* Your objective:
From the entries below, say how many lines carry the word "JSON", and give nothing but the number.

* Extracted entries:

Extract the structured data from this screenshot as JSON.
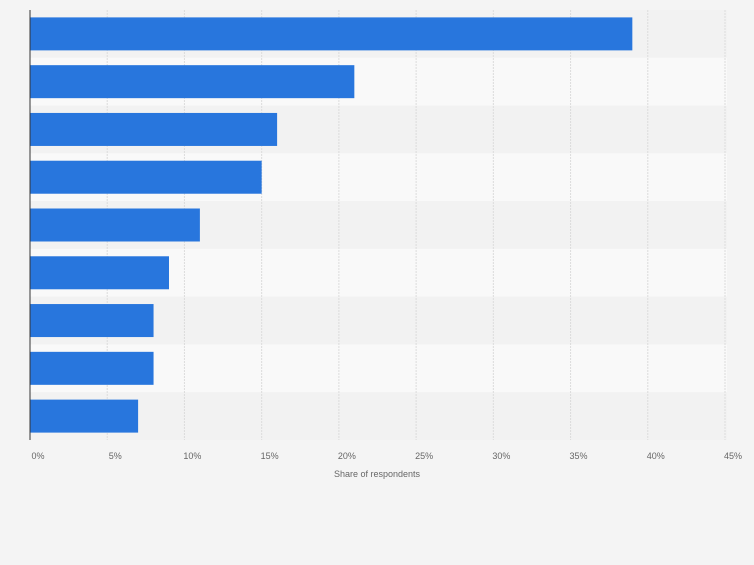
{
  "chart_data": {
    "type": "bar",
    "orientation": "horizontal",
    "categories": [
      "",
      "",
      "",
      "",
      "",
      "",
      "",
      "",
      ""
    ],
    "values": [
      39,
      21,
      16,
      15,
      11,
      9,
      8,
      8,
      7
    ],
    "unit": "%",
    "title": "",
    "xlabel": "Share of respondents",
    "ylabel": "",
    "xlim": [
      0,
      45
    ],
    "xticks": [
      "0%",
      "5%",
      "10%",
      "15%",
      "20%",
      "25%",
      "30%",
      "35%",
      "40%",
      "45%"
    ],
    "grid": true,
    "legend": "none",
    "colors": {
      "bar": "#2876dd",
      "band_a": "#f2f2f2",
      "band_b": "#f9f9f9",
      "grid": "#dcdcdc",
      "axis": "#333333"
    }
  }
}
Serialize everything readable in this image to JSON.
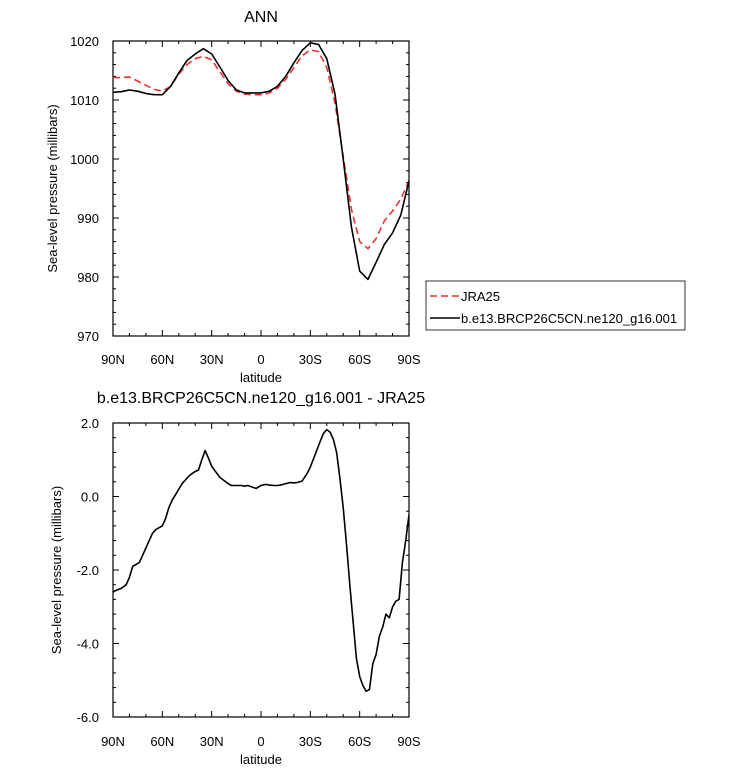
{
  "chart_data": [
    {
      "type": "line",
      "title": "ANN",
      "xlabel": "latitude",
      "ylabel": "Sea-level pressure (millibars)",
      "xlim": [
        90,
        -90
      ],
      "ylim": [
        970,
        1020
      ],
      "x_ticks": [
        90,
        60,
        30,
        0,
        -30,
        -60,
        -90
      ],
      "x_tick_labels": [
        "90N",
        "60N",
        "30N",
        "0",
        "30S",
        "60S",
        "90S"
      ],
      "y_ticks": [
        970,
        980,
        990,
        1000,
        1010,
        1020
      ],
      "y_tick_labels": [
        "970",
        "980",
        "990",
        "1000",
        "1010",
        "1020"
      ],
      "legend": "outside-right",
      "series": [
        {
          "name": "JRA25",
          "color": "#e8322d",
          "dash": "dashed",
          "x": [
            90,
            85,
            80,
            75,
            70,
            65,
            60,
            55,
            50,
            45,
            40,
            35,
            30,
            25,
            20,
            15,
            10,
            5,
            0,
            -5,
            -10,
            -15,
            -20,
            -25,
            -30,
            -35,
            -40,
            -45,
            -50,
            -55,
            -60,
            -65,
            -70,
            -75,
            -80,
            -85,
            -90
          ],
          "y": [
            1013.8,
            1013.8,
            1013.9,
            1013.2,
            1012.5,
            1011.8,
            1011.5,
            1012.3,
            1014.4,
            1016.0,
            1017.0,
            1017.4,
            1016.8,
            1014.8,
            1012.8,
            1011.5,
            1011.0,
            1010.9,
            1010.9,
            1011.2,
            1012.0,
            1013.5,
            1015.5,
            1017.5,
            1018.5,
            1018.2,
            1015.5,
            1009.5,
            1000.5,
            991.5,
            986.0,
            984.8,
            986.5,
            989.5,
            991.2,
            993.2,
            996.3
          ]
        },
        {
          "name": "b.e13.BRCP26C5CN.ne120_g16.001",
          "color": "#000000",
          "dash": "solid",
          "x": [
            90,
            85,
            80,
            75,
            70,
            65,
            60,
            55,
            50,
            45,
            40,
            35,
            30,
            25,
            20,
            15,
            10,
            5,
            0,
            -5,
            -10,
            -15,
            -20,
            -25,
            -30,
            -35,
            -40,
            -45,
            -50,
            -55,
            -60,
            -65,
            -70,
            -75,
            -80,
            -85,
            -90
          ],
          "y": [
            1011.3,
            1011.4,
            1011.7,
            1011.5,
            1011.1,
            1010.9,
            1010.9,
            1012.3,
            1014.6,
            1016.7,
            1017.8,
            1018.7,
            1017.8,
            1015.6,
            1013.3,
            1011.7,
            1011.2,
            1011.2,
            1011.2,
            1011.5,
            1012.3,
            1014.0,
            1016.3,
            1018.4,
            1019.7,
            1019.4,
            1017.0,
            1011.0,
            1000.0,
            988.5,
            981.0,
            979.6,
            982.5,
            985.5,
            987.5,
            990.5,
            996.3
          ]
        }
      ]
    },
    {
      "type": "line",
      "title": "b.e13.BRCP26C5CN.ne120_g16.001 - JRA25",
      "xlabel": "latitude",
      "ylabel": "Sea-level pressure (millibars)",
      "xlim": [
        90,
        -90
      ],
      "ylim": [
        -6,
        2
      ],
      "x_ticks": [
        90,
        60,
        30,
        0,
        -30,
        -60,
        -90
      ],
      "x_tick_labels": [
        "90N",
        "60N",
        "30N",
        "0",
        "30S",
        "60S",
        "90S"
      ],
      "y_ticks": [
        -6,
        -4,
        -2,
        0,
        2
      ],
      "y_tick_labels": [
        "-6.0",
        "-4.0",
        "-2.0",
        "0.0",
        "2.0"
      ],
      "series": [
        {
          "color": "#000000",
          "x": [
            90,
            88,
            85,
            82,
            80,
            78,
            76,
            74,
            72,
            70,
            68,
            66,
            64,
            62,
            60,
            58,
            56,
            54,
            52,
            50,
            48,
            46,
            44,
            42,
            40,
            38,
            36,
            34,
            32,
            30,
            28,
            25,
            22,
            20,
            18,
            15,
            12,
            10,
            8,
            5,
            3,
            0,
            -3,
            -5,
            -8,
            -10,
            -12,
            -15,
            -18,
            -20,
            -22,
            -25,
            -28,
            -30,
            -33,
            -36,
            -38,
            -40,
            -42,
            -44,
            -46,
            -48,
            -50,
            -52,
            -54,
            -56,
            -58,
            -60,
            -62,
            -64,
            -66,
            -68,
            -70,
            -72,
            -74,
            -76,
            -78,
            -80,
            -82,
            -84,
            -86,
            -88,
            -90
          ],
          "y": [
            -2.6,
            -2.55,
            -2.5,
            -2.4,
            -2.2,
            -1.9,
            -1.85,
            -1.8,
            -1.6,
            -1.4,
            -1.2,
            -1.0,
            -0.9,
            -0.85,
            -0.8,
            -0.6,
            -0.3,
            -0.1,
            0.05,
            0.2,
            0.35,
            0.45,
            0.55,
            0.62,
            0.68,
            0.72,
            1.0,
            1.25,
            1.05,
            0.82,
            0.7,
            0.52,
            0.42,
            0.35,
            0.3,
            0.3,
            0.3,
            0.28,
            0.3,
            0.25,
            0.22,
            0.3,
            0.33,
            0.31,
            0.3,
            0.3,
            0.31,
            0.35,
            0.38,
            0.37,
            0.38,
            0.42,
            0.62,
            0.8,
            1.15,
            1.5,
            1.72,
            1.82,
            1.75,
            1.55,
            1.2,
            0.5,
            -0.3,
            -1.3,
            -2.4,
            -3.4,
            -4.4,
            -4.9,
            -5.15,
            -5.3,
            -5.25,
            -4.55,
            -4.3,
            -3.8,
            -3.55,
            -3.2,
            -3.3,
            -3.0,
            -2.85,
            -2.8,
            -1.8,
            -1.2,
            -0.5
          ]
        }
      ]
    }
  ]
}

* Answer in full:
2